Extracted data entries
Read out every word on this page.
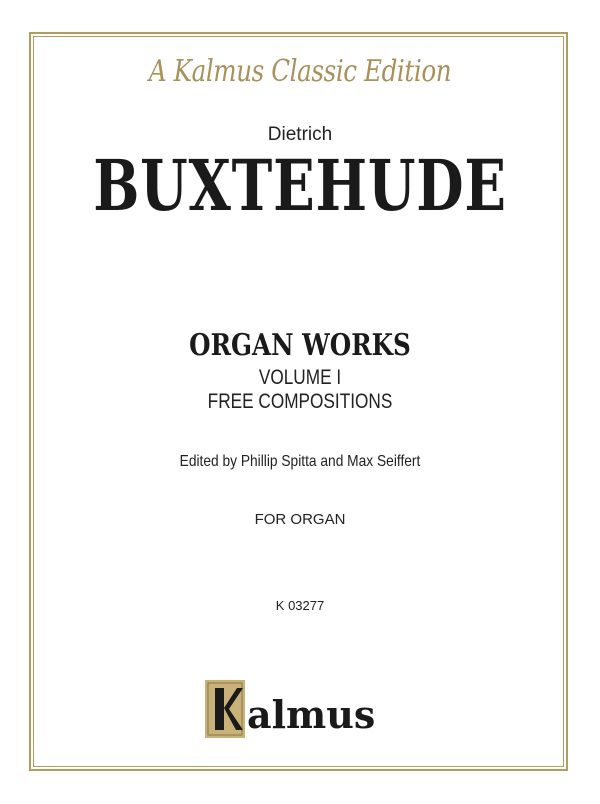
A Kalmus Classic Edition
Dietrich
BUXTEHUDE
ORGAN WORKS
VOLUME I
FREE COMPOSITIONS
Edited by Phillip Spitta and Max Seiffert
FOR ORGAN
K 03277
almus
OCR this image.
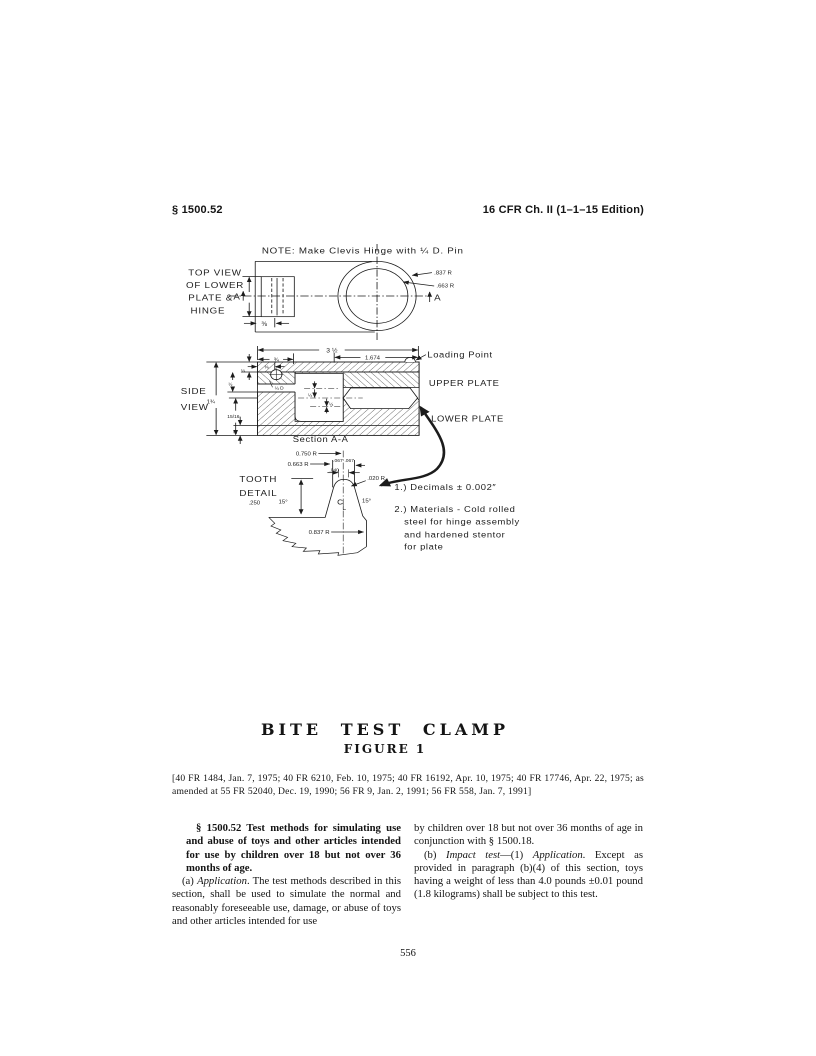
§ 1500.52	16 CFR Ch. II (1–1–15 Edition)
NOTE: Make Clevis Hinge with ¼ D. Pin
A	A
.837 R
.663 R
⅜
TOP VIEW
OF LOWER
PLATE &
HINGE
¼ D
Loading Point
3 ½
¾
⅜
1.674
¼
½
1¾
15/16
¼
¼
¼
SIDE
VIEW
UPPER PLATE
LOWER PLATE
Section A-A
TOOTH
DETAIL
C
L
0.750 R
0.663 R
.067 .067
.040
.020 R
.250 15°	15°
0.837 R
1.) Decimals ± 0.002″
2.) Materials - Cold rolled
steel for hinge assembly
and hardened stentor
for plate
BITE TEST CLAMP
FIGURE 1
[40 FR 1484, Jan. 7, 1975; 40 FR 6210, Feb. 10, 1975; 40 FR 16192, Apr. 10, 1975; 40 FR 17746, Apr. 22, 1975; as amended at 55 FR 52040, Dec. 19, 1990; 56 FR 9, Jan. 2, 1991; 56 FR 558, Jan. 7, 1991]

§ 1500.52 Test methods for simulating use and abuse of toys and other articles intended for use by children over 18 but not over 36 months of age.

(a) Application. The test methods described in this section, shall be used to simulate the normal and reasonably foreseeable use, damage, or abuse of toys and other articles intended for use

by children over 18 but not over 36 months of age in conjunction with § 1500.18.

(b) Impact test—(1) Application. Except as provided in paragraph (b)(4) of this section, toys having a weight of less than 4.0 pounds ±0.01 pound (1.8 kilograms) shall be subject to this test.

556
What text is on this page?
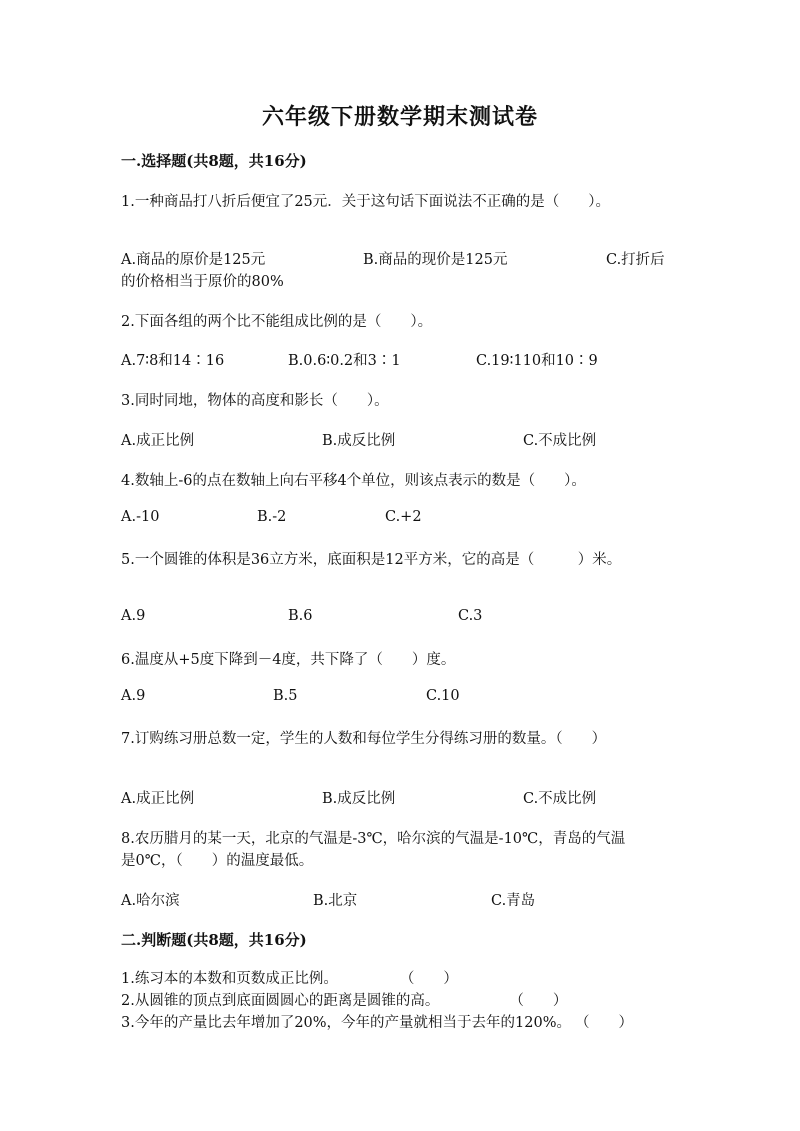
六年级下册数学期末测试卷
一.选择题(共8题，共16分)
1.一种商品打八折后便宜了25元．关于这句话下面说法不正确的是（　　）。
A.商品的原价是125元	B.商品的现价是125元	C.打折后
的价格相当于原价的80%
2.下面各组的两个比不能组成比例的是（　　）。
A.7∶8和14∶16	B.0.6∶0.2和3∶1	C.19∶110和10∶9
3.同时同地，物体的高度和影长（　　）。
A.成正比例	B.成反比例	C.不成比例
4.数轴上-6的点在数轴上向右平移4个单位，则该点表示的数是（　　）。
A.-10	B.-2	C.+2
5.一个圆锥的体积是36立方米，底面积是12平方米，它的高是（　　　）米。
A.9	B.6	C.3
6.温度从+5度下降到－4度，共下降了（　　）度。
A.9	B.5	C.10
7.订购练习册总数一定，学生的人数和每位学生分得练习册的数量。（　　）
A.成正比例	B.成反比例	C.不成比例
8.农历腊月的某一天，北京的气温是-3℃，哈尔滨的气温是-10℃，青岛的气温
是0℃，（　　）的温度最低。
A.哈尔滨	B.北京	C.青岛
二.判断题(共8题，共16分)
1.练习本的本数和页数成正比例。	（　　）
2.从圆锥的顶点到底面圆圆心的距离是圆锥的高。	（　　）
3.今年的产量比去年增加了20%，今年的产量就相当于去年的120%。 （　　）
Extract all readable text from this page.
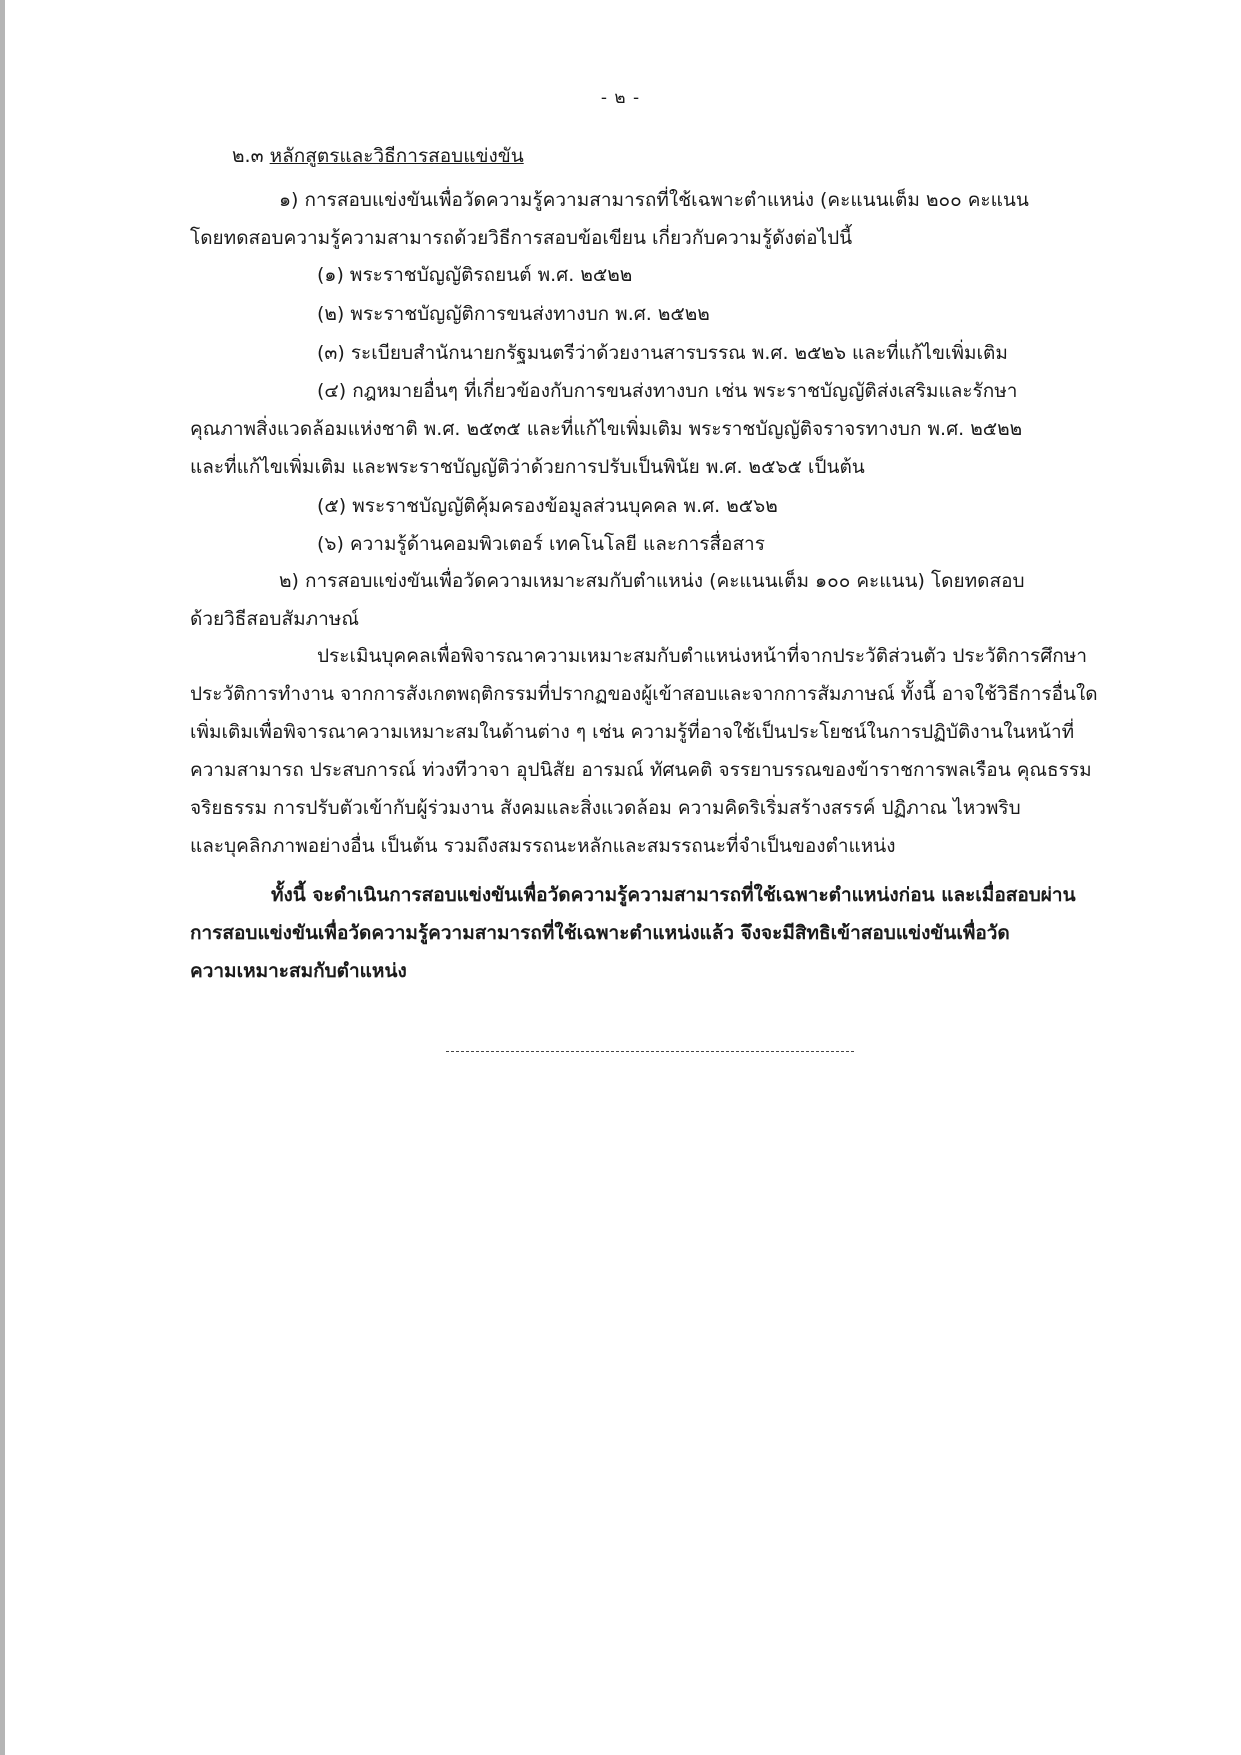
- ๒ -
๒.๓ หลักสูตรและวิธีการสอบแข่งขัน
๑) การสอบแข่งขันเพื่อวัดความรู้ความสามารถที่ใช้เฉพาะตำแหน่ง (คะแนนเต็ม ๒๐๐ คะแนน
โดยทดสอบความรู้ความสามารถด้วยวิธีการสอบข้อเขียน เกี่ยวกับความรู้ดังต่อไปนี้
(๑) พระราชบัญญัติรถยนต์ พ.ศ. ๒๕๒๒
(๒) พระราชบัญญัติการขนส่งทางบก พ.ศ. ๒๕๒๒
(๓) ระเบียบสำนักนายกรัฐมนตรีว่าด้วยงานสารบรรณ พ.ศ. ๒๕๒๖ และที่แก้ไขเพิ่มเติม
(๔) กฎหมายอื่นๆ ที่เกี่ยวข้องกับการขนส่งทางบก เช่น พระราชบัญญัติส่งเสริมและรักษา
คุณภาพสิ่งแวดล้อมแห่งชาติ พ.ศ. ๒๕๓๕ และที่แก้ไขเพิ่มเติม พระราชบัญญัติจราจรทางบก พ.ศ. ๒๕๒๒
และที่แก้ไขเพิ่มเติม และพระราชบัญญัติว่าด้วยการปรับเป็นพินัย พ.ศ. ๒๕๖๕ เป็นต้น
(๕) พระราชบัญญัติคุ้มครองข้อมูลส่วนบุคคล พ.ศ. ๒๕๖๒
(๖) ความรู้ด้านคอมพิวเตอร์ เทคโนโลยี และการสื่อสาร
๒) การสอบแข่งขันเพื่อวัดความเหมาะสมกับตำแหน่ง (คะแนนเต็ม ๑๐๐ คะแนน) โดยทดสอบ
ด้วยวิธีสอบสัมภาษณ์
ประเมินบุคคลเพื่อพิจารณาความเหมาะสมกับตำแหน่งหน้าที่จากประวัติส่วนตัว ประวัติการศึกษา
ประวัติการทำงาน จากการสังเกตพฤติกรรมที่ปรากฏของผู้เข้าสอบและจากการสัมภาษณ์ ทั้งนี้ อาจใช้วิธีการอื่นใด
เพิ่มเติมเพื่อพิจารณาความเหมาะสมในด้านต่าง ๆ เช่น ความรู้ที่อาจใช้เป็นประโยชน์ในการปฏิบัติงานในหน้าที่
ความสามารถ ประสบการณ์ ท่วงทีวาจา อุปนิสัย อารมณ์ ทัศนคติ จรรยาบรรณของข้าราชการพลเรือน คุณธรรม
จริยธรรม การปรับตัวเข้ากับผู้ร่วมงาน สังคมและสิ่งแวดล้อม ความคิดริเริ่มสร้างสรรค์ ปฏิภาณ ไหวพริบ
และบุคลิกภาพอย่างอื่น เป็นต้น รวมถึงสมรรถนะหลักและสมรรถนะที่จำเป็นของตำแหน่ง
ทั้งนี้ จะดำเนินการสอบแข่งขันเพื่อวัดความรู้ความสามารถที่ใช้เฉพาะตำแหน่งก่อน และเมื่อสอบผ่าน
การสอบแข่งขันเพื่อวัดความรู้ความสามารถที่ใช้เฉพาะตำแหน่งแล้ว จึงจะมีสิทธิเข้าสอบแข่งขันเพื่อวัด
ความเหมาะสมกับตำแหน่ง
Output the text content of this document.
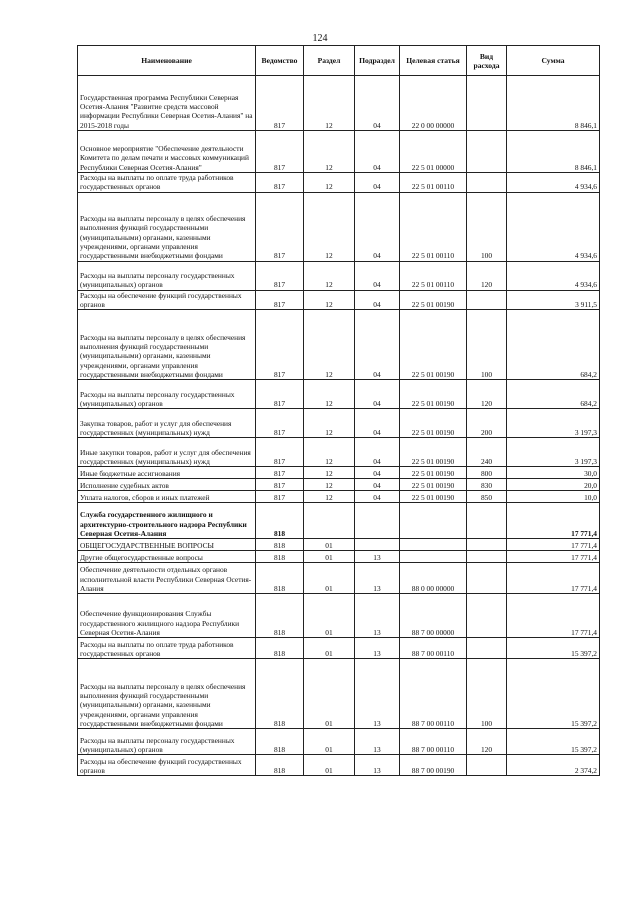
124
Наименование	Ведомство	Раздел	Подраздел	Целевая статья	Вид расхода	Сумма
Государственная программа Республики Северная Осетия-Алания "Развитие средств массовой информации Республики Северная Осетия-Алания" на 2015-2018 годы	817	12	04	22 0 00 00000		8 846,1
Основное мероприятие "Обеспечение деятельности Комитета по делам печати и массовых коммуникаций Республики Северная Осетия-Алания"	817	12	04	22 5 01 00000		8 846,1
Расходы на выплаты по оплате труда работников государственных органов	817	12	04	22 5 01 00110		4 934,6
Расходы на выплаты персоналу в целях обеспечения выполнения функций государственными (муниципальными) органами, казенными учреждениями, органами управления государственными внебюджетными фондами	817	12	04	22 5 01 00110	100	4 934,6
Расходы на выплаты персоналу государственных (муниципальных) органов	817	12	04	22 5 01 00110	120	4 934,6
Расходы на обеспечение функций государственных органов	817	12	04	22 5 01 00190		3 911,5
Расходы на выплаты персоналу в целях обеспечения выполнения функций государственными (муниципальными) органами, казенными учреждениями, органами управления государственными внебюджетными фондами	817	12	04	22 5 01 00190	100	684,2
Расходы на выплаты персоналу государственных (муниципальных) органов	817	12	04	22 5 01 00190	120	684,2
Закупка товаров, работ и услуг для обеспечения государственных (муниципальных) нужд	817	12	04	22 5 01 00190	200	3 197,3
Иные закупки товаров, работ и услуг для обеспечения государственных (муниципальных) нужд	817	12	04	22 5 01 00190	240	3 197,3
Иные бюджетные ассигнования	817	12	04	22 5 01 00190	800	30,0
Исполнение судебных актов	817	12	04	22 5 01 00190	830	20,0
Уплата налогов, сборов и иных платежей	817	12	04	22 5 01 00190	850	10,0
Служба государственного жилищного и архитектурно-строительного надзора Республики Северная Осетия-Алания	818					17 771,4
ОБЩЕГОСУДАРСТВЕННЫЕ ВОПРОСЫ	818	01				17 771,4
Другие общегосударственные вопросы	818	01	13			17 771,4
Обеспечение деятельности отдельных органов исполнительной власти Республики Северная Осетия-Алания	818	01	13	88 0 00 00000		17 771,4
Обеспечение функционирования Службы государственного жилищного надзора Республики Северная Осетия-Алания	818	01	13	88 7 00 00000		17 771,4
Расходы на выплаты по оплате труда работников государственных органов	818	01	13	88 7 00 00110		15 397,2
Расходы на выплаты персоналу в целях обеспечения выполнения функций государственными (муниципальными) органами, казенными учреждениями, органами управления государственными внебюджетными фондами	818	01	13	88 7 00 00110	100	15 397,2
Расходы на выплаты персоналу государственных (муниципальных) органов	818	01	13	88 7 00 00110	120	15 397,2
Расходы на обеспечение функций государственных органов	818	01	13	88 7 00 00190		2 374,2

### Given instruction
Return each line with "Алания".

### Response to this task
Государственная программа Республики Северная Осетия-Алания "Развитие средств массовой информации Республики Северная Осетия-Алания" на 2015-2018 годы	817	12	04	22 0 00 00000		8 846,1
Основное мероприятие "Обеспечение деятельности Комитета по делам печати и массовых коммуникаций Республики Северная Осетия-Алания"	817	12	04	22 5 01 00000		8 846,1
Служба государственного жилищного и архитектурно-строительного надзора Республики Северная Осетия-Алания	818					17 771,4
Обеспечение деятельности отдельных органов исполнительной власти Республики Северная Осетия-Алания	818	01	13	88 0 00 00000		17 771,4
Обеспечение функционирования Службы государственного жилищного надзора Республики Северная Осетия-Алания	818	01	13	88 7 00 00000		17 771,4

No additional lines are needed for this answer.